WHAT IS REQUIRED: Do any lines in the data below contain "Group"? If so, copy every one of them.

*-*-*

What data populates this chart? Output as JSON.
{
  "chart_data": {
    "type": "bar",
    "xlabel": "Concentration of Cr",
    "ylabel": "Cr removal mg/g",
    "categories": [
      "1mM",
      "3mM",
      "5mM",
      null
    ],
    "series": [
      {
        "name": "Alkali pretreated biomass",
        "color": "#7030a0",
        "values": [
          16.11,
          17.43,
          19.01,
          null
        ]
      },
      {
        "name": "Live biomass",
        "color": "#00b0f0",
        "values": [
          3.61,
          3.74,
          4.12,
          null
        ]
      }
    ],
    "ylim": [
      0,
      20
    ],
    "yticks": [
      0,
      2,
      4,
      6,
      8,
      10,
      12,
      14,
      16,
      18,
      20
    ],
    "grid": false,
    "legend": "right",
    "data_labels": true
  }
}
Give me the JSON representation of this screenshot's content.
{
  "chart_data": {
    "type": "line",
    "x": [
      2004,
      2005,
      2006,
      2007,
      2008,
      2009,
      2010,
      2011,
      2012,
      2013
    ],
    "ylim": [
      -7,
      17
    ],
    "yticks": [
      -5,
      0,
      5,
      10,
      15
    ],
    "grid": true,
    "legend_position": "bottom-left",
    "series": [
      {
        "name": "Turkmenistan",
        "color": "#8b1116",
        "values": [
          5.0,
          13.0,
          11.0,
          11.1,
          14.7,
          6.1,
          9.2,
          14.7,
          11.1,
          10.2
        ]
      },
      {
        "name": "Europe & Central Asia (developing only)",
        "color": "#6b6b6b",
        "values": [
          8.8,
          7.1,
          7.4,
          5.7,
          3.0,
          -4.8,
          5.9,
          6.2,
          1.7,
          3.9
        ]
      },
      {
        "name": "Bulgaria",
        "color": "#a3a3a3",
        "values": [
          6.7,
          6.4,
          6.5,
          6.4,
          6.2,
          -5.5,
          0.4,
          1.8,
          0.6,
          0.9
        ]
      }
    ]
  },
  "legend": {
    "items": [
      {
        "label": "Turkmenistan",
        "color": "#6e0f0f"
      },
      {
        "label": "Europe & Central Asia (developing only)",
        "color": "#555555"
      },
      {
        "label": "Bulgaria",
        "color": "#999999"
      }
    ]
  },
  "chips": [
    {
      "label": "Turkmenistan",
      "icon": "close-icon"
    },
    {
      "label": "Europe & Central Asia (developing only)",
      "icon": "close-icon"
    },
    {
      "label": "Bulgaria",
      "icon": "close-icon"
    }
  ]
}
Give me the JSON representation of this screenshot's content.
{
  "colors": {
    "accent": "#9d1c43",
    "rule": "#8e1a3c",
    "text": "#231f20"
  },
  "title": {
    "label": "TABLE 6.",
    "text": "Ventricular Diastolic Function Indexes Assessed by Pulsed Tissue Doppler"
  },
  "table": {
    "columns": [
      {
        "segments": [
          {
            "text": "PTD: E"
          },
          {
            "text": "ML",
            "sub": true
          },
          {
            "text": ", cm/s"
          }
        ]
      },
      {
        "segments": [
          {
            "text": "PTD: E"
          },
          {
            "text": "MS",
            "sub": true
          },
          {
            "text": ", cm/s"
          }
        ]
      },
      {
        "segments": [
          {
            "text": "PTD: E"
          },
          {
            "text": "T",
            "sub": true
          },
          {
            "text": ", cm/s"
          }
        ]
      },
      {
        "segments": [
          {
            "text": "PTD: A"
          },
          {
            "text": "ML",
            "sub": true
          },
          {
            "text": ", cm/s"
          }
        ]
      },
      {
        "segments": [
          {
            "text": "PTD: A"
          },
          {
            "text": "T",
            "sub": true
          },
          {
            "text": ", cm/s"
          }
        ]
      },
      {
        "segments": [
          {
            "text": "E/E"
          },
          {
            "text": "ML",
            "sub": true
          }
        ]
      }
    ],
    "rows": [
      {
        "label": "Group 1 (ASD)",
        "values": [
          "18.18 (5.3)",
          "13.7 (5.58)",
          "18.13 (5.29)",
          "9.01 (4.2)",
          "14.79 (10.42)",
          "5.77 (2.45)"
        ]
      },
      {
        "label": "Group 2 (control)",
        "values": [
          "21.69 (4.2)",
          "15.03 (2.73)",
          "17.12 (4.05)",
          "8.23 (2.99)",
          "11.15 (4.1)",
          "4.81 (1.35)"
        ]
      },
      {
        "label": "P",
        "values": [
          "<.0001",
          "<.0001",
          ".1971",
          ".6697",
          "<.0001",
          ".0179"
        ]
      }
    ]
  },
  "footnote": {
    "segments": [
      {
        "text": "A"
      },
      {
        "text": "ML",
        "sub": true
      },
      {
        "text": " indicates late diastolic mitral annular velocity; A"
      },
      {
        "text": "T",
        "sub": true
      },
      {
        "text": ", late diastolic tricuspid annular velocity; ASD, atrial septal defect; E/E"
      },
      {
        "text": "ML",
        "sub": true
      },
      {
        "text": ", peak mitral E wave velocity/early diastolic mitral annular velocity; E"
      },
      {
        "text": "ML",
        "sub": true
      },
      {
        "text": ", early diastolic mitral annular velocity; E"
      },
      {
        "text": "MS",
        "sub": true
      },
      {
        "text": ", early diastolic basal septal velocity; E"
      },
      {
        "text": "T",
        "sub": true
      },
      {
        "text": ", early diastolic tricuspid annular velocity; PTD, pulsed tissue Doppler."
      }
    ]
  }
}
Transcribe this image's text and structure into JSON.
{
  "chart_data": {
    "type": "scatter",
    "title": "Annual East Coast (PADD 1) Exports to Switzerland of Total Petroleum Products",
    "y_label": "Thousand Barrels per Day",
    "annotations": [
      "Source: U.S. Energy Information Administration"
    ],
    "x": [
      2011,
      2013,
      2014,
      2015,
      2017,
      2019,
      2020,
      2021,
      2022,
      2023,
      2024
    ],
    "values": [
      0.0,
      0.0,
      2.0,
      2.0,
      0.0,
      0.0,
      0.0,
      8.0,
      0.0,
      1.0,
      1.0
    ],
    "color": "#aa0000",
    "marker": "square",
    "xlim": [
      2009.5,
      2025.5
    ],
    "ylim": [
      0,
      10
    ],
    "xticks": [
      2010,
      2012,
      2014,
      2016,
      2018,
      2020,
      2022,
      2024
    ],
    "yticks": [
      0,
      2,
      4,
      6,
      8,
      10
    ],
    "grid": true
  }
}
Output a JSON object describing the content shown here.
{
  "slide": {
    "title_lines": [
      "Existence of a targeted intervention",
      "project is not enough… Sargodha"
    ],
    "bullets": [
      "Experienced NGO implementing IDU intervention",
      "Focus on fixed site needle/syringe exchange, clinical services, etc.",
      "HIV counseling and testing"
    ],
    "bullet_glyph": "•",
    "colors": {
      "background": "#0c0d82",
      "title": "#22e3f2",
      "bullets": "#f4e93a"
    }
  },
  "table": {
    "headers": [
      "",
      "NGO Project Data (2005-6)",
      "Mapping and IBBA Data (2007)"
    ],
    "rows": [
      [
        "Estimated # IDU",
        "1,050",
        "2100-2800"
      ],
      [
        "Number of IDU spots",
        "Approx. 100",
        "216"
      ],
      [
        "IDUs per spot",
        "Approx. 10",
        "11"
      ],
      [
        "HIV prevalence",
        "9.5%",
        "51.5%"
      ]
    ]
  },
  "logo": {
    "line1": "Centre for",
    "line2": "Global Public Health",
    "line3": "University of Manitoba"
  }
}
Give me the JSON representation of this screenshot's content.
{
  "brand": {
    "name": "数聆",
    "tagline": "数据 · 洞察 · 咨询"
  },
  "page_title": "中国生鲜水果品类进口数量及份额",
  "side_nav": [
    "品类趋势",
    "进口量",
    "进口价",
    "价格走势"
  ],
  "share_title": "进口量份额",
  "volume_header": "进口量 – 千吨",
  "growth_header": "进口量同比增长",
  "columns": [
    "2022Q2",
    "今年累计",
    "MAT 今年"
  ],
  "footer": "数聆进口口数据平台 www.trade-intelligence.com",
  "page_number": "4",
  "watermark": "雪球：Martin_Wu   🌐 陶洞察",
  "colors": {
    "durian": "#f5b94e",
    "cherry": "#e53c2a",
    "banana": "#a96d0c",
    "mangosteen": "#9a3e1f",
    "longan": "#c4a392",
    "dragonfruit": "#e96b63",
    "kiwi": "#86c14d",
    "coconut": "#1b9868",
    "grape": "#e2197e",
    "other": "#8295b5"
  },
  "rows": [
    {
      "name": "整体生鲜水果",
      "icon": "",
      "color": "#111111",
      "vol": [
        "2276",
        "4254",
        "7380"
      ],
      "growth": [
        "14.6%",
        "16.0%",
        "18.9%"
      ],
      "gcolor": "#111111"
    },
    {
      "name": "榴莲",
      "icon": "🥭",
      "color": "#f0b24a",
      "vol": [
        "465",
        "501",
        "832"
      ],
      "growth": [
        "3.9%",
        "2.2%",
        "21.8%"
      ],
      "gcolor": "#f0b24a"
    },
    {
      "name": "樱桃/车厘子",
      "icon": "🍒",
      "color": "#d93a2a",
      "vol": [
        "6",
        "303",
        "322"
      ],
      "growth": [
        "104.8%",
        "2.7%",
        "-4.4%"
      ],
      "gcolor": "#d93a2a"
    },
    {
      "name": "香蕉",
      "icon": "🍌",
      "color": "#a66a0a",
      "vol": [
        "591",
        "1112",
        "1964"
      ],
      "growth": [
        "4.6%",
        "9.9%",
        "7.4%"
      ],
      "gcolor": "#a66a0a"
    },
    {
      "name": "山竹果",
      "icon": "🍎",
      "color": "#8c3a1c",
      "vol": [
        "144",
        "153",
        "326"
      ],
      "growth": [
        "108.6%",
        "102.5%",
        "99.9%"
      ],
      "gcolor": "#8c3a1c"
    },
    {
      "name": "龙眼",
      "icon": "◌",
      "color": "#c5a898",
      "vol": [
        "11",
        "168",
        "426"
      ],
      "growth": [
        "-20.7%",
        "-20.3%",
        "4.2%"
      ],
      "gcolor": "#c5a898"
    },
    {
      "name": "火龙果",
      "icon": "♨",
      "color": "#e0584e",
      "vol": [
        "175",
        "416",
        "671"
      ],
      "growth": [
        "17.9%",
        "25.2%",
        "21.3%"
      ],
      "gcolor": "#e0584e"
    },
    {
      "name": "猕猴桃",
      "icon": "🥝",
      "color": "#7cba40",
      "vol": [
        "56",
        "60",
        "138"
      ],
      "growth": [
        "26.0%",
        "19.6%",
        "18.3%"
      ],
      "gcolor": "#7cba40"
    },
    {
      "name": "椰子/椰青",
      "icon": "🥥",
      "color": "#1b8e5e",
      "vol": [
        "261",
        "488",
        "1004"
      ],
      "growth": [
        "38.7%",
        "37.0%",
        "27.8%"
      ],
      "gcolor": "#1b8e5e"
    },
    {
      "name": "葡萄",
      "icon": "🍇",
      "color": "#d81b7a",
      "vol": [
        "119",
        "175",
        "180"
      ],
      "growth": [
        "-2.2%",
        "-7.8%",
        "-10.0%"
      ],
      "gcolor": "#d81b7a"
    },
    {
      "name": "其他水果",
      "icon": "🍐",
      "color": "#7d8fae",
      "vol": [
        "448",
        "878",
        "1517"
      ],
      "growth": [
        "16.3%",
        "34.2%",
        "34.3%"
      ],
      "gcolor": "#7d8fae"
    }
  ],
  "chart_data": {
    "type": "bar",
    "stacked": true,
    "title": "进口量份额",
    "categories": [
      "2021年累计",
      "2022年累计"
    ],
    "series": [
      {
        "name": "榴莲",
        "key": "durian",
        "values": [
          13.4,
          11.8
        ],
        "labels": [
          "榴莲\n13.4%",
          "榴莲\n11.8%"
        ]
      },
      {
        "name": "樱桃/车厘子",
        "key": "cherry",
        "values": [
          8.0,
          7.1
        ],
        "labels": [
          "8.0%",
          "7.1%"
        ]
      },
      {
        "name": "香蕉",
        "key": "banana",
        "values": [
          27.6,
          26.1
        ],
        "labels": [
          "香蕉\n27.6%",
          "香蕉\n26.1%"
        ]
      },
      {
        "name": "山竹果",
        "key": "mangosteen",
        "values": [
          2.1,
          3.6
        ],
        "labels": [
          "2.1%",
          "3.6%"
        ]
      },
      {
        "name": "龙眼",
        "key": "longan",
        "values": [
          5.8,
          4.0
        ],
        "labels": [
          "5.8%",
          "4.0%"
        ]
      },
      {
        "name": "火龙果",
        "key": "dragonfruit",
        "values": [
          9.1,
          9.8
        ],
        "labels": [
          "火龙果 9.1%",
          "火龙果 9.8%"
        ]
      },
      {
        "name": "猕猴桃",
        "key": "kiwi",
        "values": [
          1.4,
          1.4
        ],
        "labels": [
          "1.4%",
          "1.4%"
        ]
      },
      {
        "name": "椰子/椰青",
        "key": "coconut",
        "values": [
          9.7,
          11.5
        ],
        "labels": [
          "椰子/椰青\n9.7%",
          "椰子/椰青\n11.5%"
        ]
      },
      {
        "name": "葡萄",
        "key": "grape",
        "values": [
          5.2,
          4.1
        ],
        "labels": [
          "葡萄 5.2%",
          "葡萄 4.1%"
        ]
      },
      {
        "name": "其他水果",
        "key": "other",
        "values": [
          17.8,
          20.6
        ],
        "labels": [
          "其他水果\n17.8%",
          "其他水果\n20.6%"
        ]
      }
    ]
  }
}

*-*-*

COMPLETED EXERCISE:
        "label": "Group 1 (ASD)",
        "label": "Group 2 (control)",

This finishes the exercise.